TASK OBJECTIVE
Every entry here needs to be repeated exactly.

WORKING DATA
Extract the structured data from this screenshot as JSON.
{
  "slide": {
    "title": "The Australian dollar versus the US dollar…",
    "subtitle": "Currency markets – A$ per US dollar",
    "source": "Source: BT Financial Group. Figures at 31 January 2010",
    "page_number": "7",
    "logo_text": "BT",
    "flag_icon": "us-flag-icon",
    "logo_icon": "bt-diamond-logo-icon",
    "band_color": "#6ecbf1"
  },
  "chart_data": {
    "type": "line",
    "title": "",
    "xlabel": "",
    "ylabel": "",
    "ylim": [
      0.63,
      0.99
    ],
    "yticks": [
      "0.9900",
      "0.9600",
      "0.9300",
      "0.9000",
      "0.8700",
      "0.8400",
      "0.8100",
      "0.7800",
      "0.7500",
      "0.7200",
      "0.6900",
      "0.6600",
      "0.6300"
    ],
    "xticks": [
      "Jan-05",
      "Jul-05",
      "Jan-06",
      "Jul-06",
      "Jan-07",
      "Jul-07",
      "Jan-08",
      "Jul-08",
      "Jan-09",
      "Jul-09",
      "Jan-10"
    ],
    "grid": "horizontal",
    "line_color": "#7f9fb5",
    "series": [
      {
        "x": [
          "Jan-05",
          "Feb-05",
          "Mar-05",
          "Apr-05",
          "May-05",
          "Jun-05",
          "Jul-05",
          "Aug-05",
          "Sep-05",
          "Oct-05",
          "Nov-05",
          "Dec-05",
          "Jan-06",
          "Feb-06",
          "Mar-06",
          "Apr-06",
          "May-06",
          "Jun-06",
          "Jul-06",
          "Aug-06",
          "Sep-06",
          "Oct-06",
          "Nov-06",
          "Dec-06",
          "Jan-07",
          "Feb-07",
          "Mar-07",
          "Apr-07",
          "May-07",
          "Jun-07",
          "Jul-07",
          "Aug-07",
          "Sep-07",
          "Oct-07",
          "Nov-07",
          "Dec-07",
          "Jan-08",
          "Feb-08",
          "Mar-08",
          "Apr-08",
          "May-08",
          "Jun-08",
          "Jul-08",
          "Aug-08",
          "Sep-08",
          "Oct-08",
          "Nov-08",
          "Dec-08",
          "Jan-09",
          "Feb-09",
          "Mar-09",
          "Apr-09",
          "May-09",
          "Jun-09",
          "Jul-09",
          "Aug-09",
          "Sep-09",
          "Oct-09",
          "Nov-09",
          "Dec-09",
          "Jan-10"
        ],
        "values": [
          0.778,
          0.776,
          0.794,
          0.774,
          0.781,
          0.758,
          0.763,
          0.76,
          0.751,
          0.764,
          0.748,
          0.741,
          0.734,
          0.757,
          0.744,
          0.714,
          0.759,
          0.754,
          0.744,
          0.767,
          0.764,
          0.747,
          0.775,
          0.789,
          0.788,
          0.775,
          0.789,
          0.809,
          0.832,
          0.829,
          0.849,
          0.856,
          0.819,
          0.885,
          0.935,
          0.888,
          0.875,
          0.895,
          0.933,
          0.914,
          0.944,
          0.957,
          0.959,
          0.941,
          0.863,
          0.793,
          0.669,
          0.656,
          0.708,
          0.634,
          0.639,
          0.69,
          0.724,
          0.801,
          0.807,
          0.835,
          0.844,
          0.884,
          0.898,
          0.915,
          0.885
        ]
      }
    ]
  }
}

SOLUTION TO THIS TASK
Extract the structured data from this screenshot as JSON.
{
  "slide": {
    "title": "The Australian dollar versus the US dollar…",
    "subtitle": "Currency markets – A$ per US dollar",
    "source": "Source: BT Financial Group. Figures at 31 January 2010",
    "page_number": "7",
    "logo_text": "BT",
    "flag_icon": "us-flag-icon",
    "logo_icon": "bt-diamond-logo-icon",
    "band_color": "#6ecbf1"
  },
  "chart_data": {
    "type": "line",
    "title": "",
    "xlabel": "",
    "ylabel": "",
    "ylim": [
      0.63,
      0.99
    ],
    "yticks": [
      "0.9900",
      "0.9600",
      "0.9300",
      "0.9000",
      "0.8700",
      "0.8400",
      "0.8100",
      "0.7800",
      "0.7500",
      "0.7200",
      "0.6900",
      "0.6600",
      "0.6300"
    ],
    "xticks": [
      "Jan-05",
      "Jul-05",
      "Jan-06",
      "Jul-06",
      "Jan-07",
      "Jul-07",
      "Jan-08",
      "Jul-08",
      "Jan-09",
      "Jul-09",
      "Jan-10"
    ],
    "grid": "horizontal",
    "line_color": "#7f9fb5",
    "series": [
      {
        "x": [
          "Jan-05",
          "Feb-05",
          "Mar-05",
          "Apr-05",
          "May-05",
          "Jun-05",
          "Jul-05",
          "Aug-05",
          "Sep-05",
          "Oct-05",
          "Nov-05",
          "Dec-05",
          "Jan-06",
          "Feb-06",
          "Mar-06",
          "Apr-06",
          "May-06",
          "Jun-06",
          "Jul-06",
          "Aug-06",
          "Sep-06",
          "Oct-06",
          "Nov-06",
          "Dec-06",
          "Jan-07",
          "Feb-07",
          "Mar-07",
          "Apr-07",
          "May-07",
          "Jun-07",
          "Jul-07",
          "Aug-07",
          "Sep-07",
          "Oct-07",
          "Nov-07",
          "Dec-07",
          "Jan-08",
          "Feb-08",
          "Mar-08",
          "Apr-08",
          "May-08",
          "Jun-08",
          "Jul-08",
          "Aug-08",
          "Sep-08",
          "Oct-08",
          "Nov-08",
          "Dec-08",
          "Jan-09",
          "Feb-09",
          "Mar-09",
          "Apr-09",
          "May-09",
          "Jun-09",
          "Jul-09",
          "Aug-09",
          "Sep-09",
          "Oct-09",
          "Nov-09",
          "Dec-09",
          "Jan-10"
        ],
        "values": [
          0.778,
          0.776,
          0.794,
          0.774,
          0.781,
          0.758,
          0.763,
          0.76,
          0.751,
          0.764,
          0.748,
          0.741,
          0.734,
          0.757,
          0.744,
          0.714,
          0.759,
          0.754,
          0.744,
          0.767,
          0.764,
          0.747,
          0.775,
          0.789,
          0.788,
          0.775,
          0.789,
          0.809,
          0.832,
          0.829,
          0.849,
          0.856,
          0.819,
          0.885,
          0.935,
          0.888,
          0.875,
          0.895,
          0.933,
          0.914,
          0.944,
          0.957,
          0.959,
          0.941,
          0.863,
          0.793,
          0.669,
          0.656,
          0.708,
          0.634,
          0.639,
          0.69,
          0.724,
          0.801,
          0.807,
          0.835,
          0.844,
          0.884,
          0.898,
          0.915,
          0.885
        ]
      }
    ]
  }
}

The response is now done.